■ **Set problem**:
Repeat the full listing, word for word.

■ **Supplied records**:
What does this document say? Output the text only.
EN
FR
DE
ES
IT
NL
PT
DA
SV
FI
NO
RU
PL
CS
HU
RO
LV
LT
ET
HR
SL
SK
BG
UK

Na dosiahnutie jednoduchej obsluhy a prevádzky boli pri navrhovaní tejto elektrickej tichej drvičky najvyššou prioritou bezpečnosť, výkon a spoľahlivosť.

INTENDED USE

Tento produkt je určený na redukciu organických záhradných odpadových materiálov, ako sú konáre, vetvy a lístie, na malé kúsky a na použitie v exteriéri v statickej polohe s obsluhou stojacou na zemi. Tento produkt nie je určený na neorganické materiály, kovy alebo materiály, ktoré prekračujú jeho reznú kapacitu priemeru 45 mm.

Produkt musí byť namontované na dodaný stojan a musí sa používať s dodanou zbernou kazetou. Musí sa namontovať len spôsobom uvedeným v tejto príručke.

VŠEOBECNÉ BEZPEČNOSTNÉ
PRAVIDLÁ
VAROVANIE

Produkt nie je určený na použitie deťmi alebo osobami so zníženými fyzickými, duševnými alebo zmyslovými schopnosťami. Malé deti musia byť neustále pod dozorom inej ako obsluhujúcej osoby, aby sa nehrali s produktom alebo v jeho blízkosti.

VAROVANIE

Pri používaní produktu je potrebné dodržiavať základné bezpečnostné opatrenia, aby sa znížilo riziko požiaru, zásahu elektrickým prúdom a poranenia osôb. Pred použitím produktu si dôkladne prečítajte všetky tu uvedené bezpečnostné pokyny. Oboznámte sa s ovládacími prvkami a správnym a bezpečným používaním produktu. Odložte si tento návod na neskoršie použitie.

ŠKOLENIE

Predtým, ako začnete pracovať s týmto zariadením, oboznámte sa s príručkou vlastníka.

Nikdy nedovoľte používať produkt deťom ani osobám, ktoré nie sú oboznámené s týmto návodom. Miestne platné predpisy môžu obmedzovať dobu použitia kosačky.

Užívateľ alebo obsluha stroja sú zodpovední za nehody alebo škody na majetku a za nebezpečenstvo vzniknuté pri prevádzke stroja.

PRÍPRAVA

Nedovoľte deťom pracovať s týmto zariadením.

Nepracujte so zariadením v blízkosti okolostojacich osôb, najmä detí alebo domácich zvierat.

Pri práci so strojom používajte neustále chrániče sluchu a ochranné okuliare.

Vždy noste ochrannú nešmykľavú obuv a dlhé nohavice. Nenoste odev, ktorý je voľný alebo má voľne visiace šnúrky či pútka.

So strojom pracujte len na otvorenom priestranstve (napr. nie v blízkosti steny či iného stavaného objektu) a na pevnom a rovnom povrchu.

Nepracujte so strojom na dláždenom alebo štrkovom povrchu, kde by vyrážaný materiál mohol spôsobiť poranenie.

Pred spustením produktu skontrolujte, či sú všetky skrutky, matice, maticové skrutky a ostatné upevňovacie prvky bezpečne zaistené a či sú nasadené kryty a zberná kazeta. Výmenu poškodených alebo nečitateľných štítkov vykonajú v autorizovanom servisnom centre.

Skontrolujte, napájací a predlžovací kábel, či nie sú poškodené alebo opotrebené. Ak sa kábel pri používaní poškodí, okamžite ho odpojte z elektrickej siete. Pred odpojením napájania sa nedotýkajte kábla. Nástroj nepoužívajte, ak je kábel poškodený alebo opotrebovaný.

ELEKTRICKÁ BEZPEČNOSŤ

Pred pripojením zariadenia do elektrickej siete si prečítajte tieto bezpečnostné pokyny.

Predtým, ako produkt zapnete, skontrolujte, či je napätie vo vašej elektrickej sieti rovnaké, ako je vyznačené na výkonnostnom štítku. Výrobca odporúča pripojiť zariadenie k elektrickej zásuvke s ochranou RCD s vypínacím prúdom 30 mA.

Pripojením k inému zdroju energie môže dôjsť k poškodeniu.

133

■ **Answer to this task**:
What does this document say? Output the text only.
EN
FR
DE
ES
IT
NL
PT
DA
SV
FI
NO
RU
PL
CS
HU
RO
LV
LT
ET
HR
SL
SK
BG
UK

Na dosiahnutie jednoduchej obsluhy a prevádzky boli pri navrhovaní tejto elektrickej tichej drvičky najvyššou prioritou bezpečnosť, výkon a spoľahlivosť.

INTENDED USE

Tento produkt je určený na redukciu organických záhradných odpadových materiálov, ako sú konáre, vetvy a lístie, na malé kúsky a na použitie v exteriéri v statickej polohe s obsluhou stojacou na zemi. Tento produkt nie je určený na neorganické materiály, kovy alebo materiály, ktoré prekračujú jeho reznú kapacitu priemeru 45 mm.

Produkt musí byť namontované na dodaný stojan a musí sa používať s dodanou zbernou kazetou. Musí sa namontovať len spôsobom uvedeným v tejto príručke.

VŠEOBECNÉ BEZPEČNOSTNÉ
PRAVIDLÁ
VAROVANIE

Produkt nie je určený na použitie deťmi alebo osobami so zníženými fyzickými, duševnými alebo zmyslovými schopnosťami. Malé deti musia byť neustále pod dozorom inej ako obsluhujúcej osoby, aby sa nehrali s produktom alebo v jeho blízkosti.

VAROVANIE

Pri používaní produktu je potrebné dodržiavať základné bezpečnostné opatrenia, aby sa znížilo riziko požiaru, zásahu elektrickým prúdom a poranenia osôb. Pred použitím produktu si dôkladne prečítajte všetky tu uvedené bezpečnostné pokyny. Oboznámte sa s ovládacími prvkami a správnym a bezpečným používaním produktu. Odložte si tento návod na neskoršie použitie.

ŠKOLENIE

Predtým, ako začnete pracovať s týmto zariadením, oboznámte sa s príručkou vlastníka.

Nikdy nedovoľte používať produkt deťom ani osobám, ktoré nie sú oboznámené s týmto návodom. Miestne platné predpisy môžu obmedzovať dobu použitia kosačky.

Užívateľ alebo obsluha stroja sú zodpovední za nehody alebo škody na majetku a za nebezpečenstvo vzniknuté pri prevádzke stroja.

PRÍPRAVA

Nedovoľte deťom pracovať s týmto zariadením.

Nepracujte so zariadením v blízkosti okolostojacich osôb, najmä detí alebo domácich zvierat.

Pri práci so strojom používajte neustále chrániče sluchu a ochranné okuliare.

Vždy noste ochrannú nešmykľavú obuv a dlhé nohavice. Nenoste odev, ktorý je voľný alebo má voľne visiace šnúrky či pútka.

So strojom pracujte len na otvorenom priestranstve (napr. nie v blízkosti steny či iného stavaného objektu) a na pevnom a rovnom povrchu.

Nepracujte so strojom na dláždenom alebo štrkovom povrchu, kde by vyrážaný materiál mohol spôsobiť poranenie.

Pred spustením produktu skontrolujte, či sú všetky skrutky, matice, maticové skrutky a ostatné upevňovacie prvky bezpečne zaistené a či sú nasadené kryty a zberná kazeta. Výmenu poškodených alebo nečitateľných štítkov vykonajú v autorizovanom servisnom centre.

Skontrolujte, napájací a predlžovací kábel, či nie sú poškodené alebo opotrebené. Ak sa kábel pri používaní poškodí, okamžite ho odpojte z elektrickej siete. Pred odpojením napájania sa nedotýkajte kábla. Nástroj nepoužívajte, ak je kábel poškodený alebo opotrebovaný.

ELEKTRICKÁ BEZPEČNOSŤ

Pred pripojením zariadenia do elektrickej siete si prečítajte tieto bezpečnostné pokyny.

Predtým, ako produkt zapnete, skontrolujte, či je napätie vo vašej elektrickej sieti rovnaké, ako je vyznačené na výkonnostnom štítku. Výrobca odporúča pripojiť zariadenie k elektrickej zásuvke s ochranou RCD s vypínacím prúdom 30 mA.

Pripojením k inému zdroju energie môže dôjsť k poškodeniu.

133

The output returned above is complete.